— Short exercise —
Take the material below and write it all out again exactly.

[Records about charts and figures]
○ ○ ○ ○

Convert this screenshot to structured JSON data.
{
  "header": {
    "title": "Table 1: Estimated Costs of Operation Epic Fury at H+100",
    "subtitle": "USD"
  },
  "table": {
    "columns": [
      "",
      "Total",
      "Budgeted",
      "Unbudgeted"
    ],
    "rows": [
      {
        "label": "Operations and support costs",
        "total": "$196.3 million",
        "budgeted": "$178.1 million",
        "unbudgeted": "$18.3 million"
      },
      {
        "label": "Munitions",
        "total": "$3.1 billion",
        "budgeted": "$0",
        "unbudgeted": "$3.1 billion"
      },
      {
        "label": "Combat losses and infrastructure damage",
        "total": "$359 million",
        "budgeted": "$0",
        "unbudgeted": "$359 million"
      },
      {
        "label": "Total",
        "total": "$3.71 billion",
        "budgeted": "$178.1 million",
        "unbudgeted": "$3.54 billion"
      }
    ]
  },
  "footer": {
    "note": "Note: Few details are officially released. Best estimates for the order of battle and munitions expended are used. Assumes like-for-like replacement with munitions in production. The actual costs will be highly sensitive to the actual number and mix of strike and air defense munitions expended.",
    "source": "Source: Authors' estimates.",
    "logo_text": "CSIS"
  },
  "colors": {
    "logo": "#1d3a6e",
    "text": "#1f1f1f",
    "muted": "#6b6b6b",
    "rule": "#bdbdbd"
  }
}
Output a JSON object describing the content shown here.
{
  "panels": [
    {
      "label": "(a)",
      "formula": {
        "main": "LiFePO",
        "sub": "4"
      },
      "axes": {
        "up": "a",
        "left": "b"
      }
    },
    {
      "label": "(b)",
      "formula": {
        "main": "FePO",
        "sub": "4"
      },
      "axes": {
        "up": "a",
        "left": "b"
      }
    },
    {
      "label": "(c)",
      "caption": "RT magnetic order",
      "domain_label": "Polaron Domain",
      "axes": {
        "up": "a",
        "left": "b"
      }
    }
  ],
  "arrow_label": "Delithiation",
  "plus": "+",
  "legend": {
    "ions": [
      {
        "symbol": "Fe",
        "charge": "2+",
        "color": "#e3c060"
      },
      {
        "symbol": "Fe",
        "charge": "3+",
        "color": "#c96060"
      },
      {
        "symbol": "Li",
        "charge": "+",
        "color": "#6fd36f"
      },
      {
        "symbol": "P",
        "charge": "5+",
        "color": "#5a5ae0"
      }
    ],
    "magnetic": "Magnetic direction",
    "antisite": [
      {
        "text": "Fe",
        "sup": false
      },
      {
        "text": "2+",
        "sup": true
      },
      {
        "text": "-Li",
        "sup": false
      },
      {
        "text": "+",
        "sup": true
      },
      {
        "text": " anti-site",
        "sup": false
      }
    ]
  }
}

○ ○ ○ ○

— Solution —
Convert this screenshot to structured JSON data.
{
  "header": {
    "title": "Table 1: Estimated Costs of Operation Epic Fury at H+100",
    "subtitle": "USD"
  },
  "table": {
    "columns": [
      "",
      "Total",
      "Budgeted",
      "Unbudgeted"
    ],
    "rows": [
      {
        "label": "Operations and support costs",
        "total": "$196.3 million",
        "budgeted": "$178.1 million",
        "unbudgeted": "$18.3 million"
      },
      {
        "label": "Munitions",
        "total": "$3.1 billion",
        "budgeted": "$0",
        "unbudgeted": "$3.1 billion"
      },
      {
        "label": "Combat losses and infrastructure damage",
        "total": "$359 million",
        "budgeted": "$0",
        "unbudgeted": "$359 million"
      },
      {
        "label": "Total",
        "total": "$3.71 billion",
        "budgeted": "$178.1 million",
        "unbudgeted": "$3.54 billion"
      }
    ]
  },
  "footer": {
    "note": "Note: Few details are officially released. Best estimates for the order of battle and munitions expended are used. Assumes like-for-like replacement with munitions in production. The actual costs will be highly sensitive to the actual number and mix of strike and air defense munitions expended.",
    "source": "Source: Authors' estimates.",
    "logo_text": "CSIS"
  },
  "colors": {
    "logo": "#1d3a6e",
    "text": "#1f1f1f",
    "muted": "#6b6b6b",
    "rule": "#bdbdbd"
  }
}
Output a JSON object describing the content shown here.
{
  "panels": [
    {
      "label": "(a)",
      "formula": {
        "main": "LiFePO",
        "sub": "4"
      },
      "axes": {
        "up": "a",
        "left": "b"
      }
    },
    {
      "label": "(b)",
      "formula": {
        "main": "FePO",
        "sub": "4"
      },
      "axes": {
        "up": "a",
        "left": "b"
      }
    },
    {
      "label": "(c)",
      "caption": "RT magnetic order",
      "domain_label": "Polaron Domain",
      "axes": {
        "up": "a",
        "left": "b"
      }
    }
  ],
  "arrow_label": "Delithiation",
  "plus": "+",
  "legend": {
    "ions": [
      {
        "symbol": "Fe",
        "charge": "2+",
        "color": "#e3c060"
      },
      {
        "symbol": "Fe",
        "charge": "3+",
        "color": "#c96060"
      },
      {
        "symbol": "Li",
        "charge": "+",
        "color": "#6fd36f"
      },
      {
        "symbol": "P",
        "charge": "5+",
        "color": "#5a5ae0"
      }
    ],
    "magnetic": "Magnetic direction",
    "antisite": [
      {
        "text": "Fe",
        "sup": false
      },
      {
        "text": "2+",
        "sup": true
      },
      {
        "text": "-Li",
        "sup": false
      },
      {
        "text": "+",
        "sup": true
      },
      {
        "text": " anti-site",
        "sup": false
      }
    ]
  }
}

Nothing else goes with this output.